• _Goals_
(a) In the forum thread about American Masala, how large is the farm the couple purchased?
(b) Reproduce word for word the passage of the forum thread about American Masala starting at "Met a guy the" and ending at "Just fascinating.".

── Excerpted passage ──

# American Masala/Savir Saran



## whitey ford (Jun 22, 2007)

Sometimes I do think the "law of attraction" is real.

Met a guy the other day and could tell he was interesting, could tell he was from NYC. So I was chatting him up. Turns out he is the boyfriend of Savir Saran, the author of the new book, American Masala, who previously wrote, Indian Home Cooking.

They have purchased a 70 acre farm near where I live and are raising goats, geese, chickens. Renovating the kitchen.

I haven't seen the books yet, but I will.

Here's a link to the review page at Amazon:
Amazon.com: Customer Reviews: American Masala: 125 New Classics from My Home Kitchen

He also has a website that tells the history of the farm, has info about his restaurant in NYC, describes the animals, has great pictures, has recipes and biographical info.

Just fascinating.


----------



## mezzaluna (Aug 29, 2000)

Suvir Saran is a registered member of Chef Talk, although he's been absent for several years. I have his Indian Home Cooking cookbook. It's beautiful and the recipes are well within the American home cook's abilities.

───
── Supplied information ──

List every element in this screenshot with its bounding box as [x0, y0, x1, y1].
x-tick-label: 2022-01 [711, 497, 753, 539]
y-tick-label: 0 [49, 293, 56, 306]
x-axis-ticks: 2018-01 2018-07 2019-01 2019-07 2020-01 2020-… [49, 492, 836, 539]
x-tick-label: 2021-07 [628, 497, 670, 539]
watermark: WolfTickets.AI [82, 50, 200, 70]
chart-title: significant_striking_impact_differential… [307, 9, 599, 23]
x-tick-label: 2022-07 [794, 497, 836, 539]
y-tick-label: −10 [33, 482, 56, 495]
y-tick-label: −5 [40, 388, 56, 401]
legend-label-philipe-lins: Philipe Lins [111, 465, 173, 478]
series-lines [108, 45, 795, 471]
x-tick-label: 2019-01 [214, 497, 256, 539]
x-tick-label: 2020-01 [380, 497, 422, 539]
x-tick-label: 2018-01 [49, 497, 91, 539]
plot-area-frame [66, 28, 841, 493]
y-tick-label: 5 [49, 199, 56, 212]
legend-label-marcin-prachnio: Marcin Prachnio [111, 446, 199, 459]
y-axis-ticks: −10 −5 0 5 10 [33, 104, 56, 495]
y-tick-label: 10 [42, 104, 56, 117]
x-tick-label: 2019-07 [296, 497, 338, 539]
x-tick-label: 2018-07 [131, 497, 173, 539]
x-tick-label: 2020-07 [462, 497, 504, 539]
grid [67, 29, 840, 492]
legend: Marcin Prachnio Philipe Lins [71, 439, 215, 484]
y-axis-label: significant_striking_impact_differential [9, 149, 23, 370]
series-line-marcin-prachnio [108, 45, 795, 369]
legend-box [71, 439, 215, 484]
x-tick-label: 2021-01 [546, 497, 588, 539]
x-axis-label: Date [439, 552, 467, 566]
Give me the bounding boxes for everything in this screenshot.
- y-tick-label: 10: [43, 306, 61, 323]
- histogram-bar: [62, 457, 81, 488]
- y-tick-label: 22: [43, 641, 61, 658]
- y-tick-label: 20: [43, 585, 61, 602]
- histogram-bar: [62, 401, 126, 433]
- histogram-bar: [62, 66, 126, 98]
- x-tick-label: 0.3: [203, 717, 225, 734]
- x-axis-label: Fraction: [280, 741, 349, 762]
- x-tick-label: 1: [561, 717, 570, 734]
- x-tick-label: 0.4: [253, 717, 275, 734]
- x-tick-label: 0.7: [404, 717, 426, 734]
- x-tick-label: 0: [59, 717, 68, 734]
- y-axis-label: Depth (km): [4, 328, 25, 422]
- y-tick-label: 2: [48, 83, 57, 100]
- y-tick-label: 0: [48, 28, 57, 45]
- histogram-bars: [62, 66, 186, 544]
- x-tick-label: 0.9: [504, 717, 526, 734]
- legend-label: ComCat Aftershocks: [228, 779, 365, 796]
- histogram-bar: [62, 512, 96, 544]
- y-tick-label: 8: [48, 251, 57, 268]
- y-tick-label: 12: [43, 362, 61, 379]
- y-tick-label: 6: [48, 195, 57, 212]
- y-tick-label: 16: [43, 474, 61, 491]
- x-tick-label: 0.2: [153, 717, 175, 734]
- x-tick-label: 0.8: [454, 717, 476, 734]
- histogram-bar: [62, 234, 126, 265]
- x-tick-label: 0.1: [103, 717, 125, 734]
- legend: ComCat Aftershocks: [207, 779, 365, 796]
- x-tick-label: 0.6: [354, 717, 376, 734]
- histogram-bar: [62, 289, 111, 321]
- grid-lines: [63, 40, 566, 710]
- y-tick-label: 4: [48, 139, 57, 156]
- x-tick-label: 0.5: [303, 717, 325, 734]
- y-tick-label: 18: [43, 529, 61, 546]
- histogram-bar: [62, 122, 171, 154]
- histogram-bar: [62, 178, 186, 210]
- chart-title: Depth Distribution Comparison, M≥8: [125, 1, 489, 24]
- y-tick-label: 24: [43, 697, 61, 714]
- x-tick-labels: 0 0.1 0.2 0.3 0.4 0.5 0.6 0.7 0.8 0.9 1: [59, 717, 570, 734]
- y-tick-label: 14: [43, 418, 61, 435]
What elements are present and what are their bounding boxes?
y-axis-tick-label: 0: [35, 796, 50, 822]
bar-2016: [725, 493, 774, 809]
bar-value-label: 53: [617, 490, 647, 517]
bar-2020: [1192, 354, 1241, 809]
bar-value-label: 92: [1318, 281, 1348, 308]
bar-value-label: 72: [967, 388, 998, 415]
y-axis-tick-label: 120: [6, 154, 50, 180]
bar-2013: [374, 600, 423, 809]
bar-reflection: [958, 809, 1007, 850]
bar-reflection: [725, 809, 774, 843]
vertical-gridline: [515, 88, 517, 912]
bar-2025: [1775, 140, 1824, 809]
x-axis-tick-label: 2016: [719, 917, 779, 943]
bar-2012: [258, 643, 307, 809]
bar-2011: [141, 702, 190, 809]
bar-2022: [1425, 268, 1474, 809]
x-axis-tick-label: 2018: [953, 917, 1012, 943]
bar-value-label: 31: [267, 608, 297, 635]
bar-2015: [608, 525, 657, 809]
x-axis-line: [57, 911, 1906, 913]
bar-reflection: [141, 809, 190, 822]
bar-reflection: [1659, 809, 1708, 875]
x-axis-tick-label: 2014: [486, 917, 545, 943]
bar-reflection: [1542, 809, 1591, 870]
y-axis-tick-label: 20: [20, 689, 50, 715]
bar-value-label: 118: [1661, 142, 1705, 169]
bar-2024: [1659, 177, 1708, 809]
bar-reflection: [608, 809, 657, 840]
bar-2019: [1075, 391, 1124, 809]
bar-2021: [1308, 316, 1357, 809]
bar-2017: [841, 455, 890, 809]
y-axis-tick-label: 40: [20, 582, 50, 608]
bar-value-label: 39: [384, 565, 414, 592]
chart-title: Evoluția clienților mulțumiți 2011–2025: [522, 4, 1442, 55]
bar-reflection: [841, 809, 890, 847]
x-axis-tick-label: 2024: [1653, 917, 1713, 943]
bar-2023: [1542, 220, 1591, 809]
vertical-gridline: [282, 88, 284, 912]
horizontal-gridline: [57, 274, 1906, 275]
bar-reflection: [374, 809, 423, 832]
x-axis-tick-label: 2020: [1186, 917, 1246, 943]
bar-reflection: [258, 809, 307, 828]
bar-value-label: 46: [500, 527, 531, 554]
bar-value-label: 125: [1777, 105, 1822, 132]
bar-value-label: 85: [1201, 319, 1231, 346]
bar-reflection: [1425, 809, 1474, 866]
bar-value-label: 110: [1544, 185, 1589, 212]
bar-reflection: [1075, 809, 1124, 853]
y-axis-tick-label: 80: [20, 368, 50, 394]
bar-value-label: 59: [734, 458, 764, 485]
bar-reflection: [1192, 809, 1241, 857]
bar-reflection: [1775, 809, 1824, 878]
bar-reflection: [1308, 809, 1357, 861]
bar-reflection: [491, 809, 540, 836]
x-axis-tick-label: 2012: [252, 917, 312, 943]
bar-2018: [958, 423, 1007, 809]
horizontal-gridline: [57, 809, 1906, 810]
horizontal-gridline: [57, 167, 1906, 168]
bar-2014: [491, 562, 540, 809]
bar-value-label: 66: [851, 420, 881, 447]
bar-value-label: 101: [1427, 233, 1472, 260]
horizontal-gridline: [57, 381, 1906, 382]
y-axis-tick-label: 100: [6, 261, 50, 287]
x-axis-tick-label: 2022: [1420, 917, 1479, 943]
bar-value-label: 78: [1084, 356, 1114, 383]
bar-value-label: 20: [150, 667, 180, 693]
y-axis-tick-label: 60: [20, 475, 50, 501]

───

• _Outputs by task_
(a) 70 acres

(b)
Met a guy the other day and could tell he was interesting, could tell he was from NYC. So I was chatting him up. Turns out he is the boyfriend of Savir Saran, the author of the new book, American Masala, who previously wrote, Indian Home Cooking.

They have purchased a 70 acre farm near where I live and are raising goats, geese, chickens. Renovating the kitchen.

I haven't seen the books yet, but I will.

Here's a link to the review page at Amazon:
Amazon.com: Customer Reviews: American Masala: 125 New Classics from My Home Kitchen

He also has a website that tells the history of the farm, has info about his restaurant in NYC, describes the animals, has great pictures, has recipes and biographical info.

Just fascinating.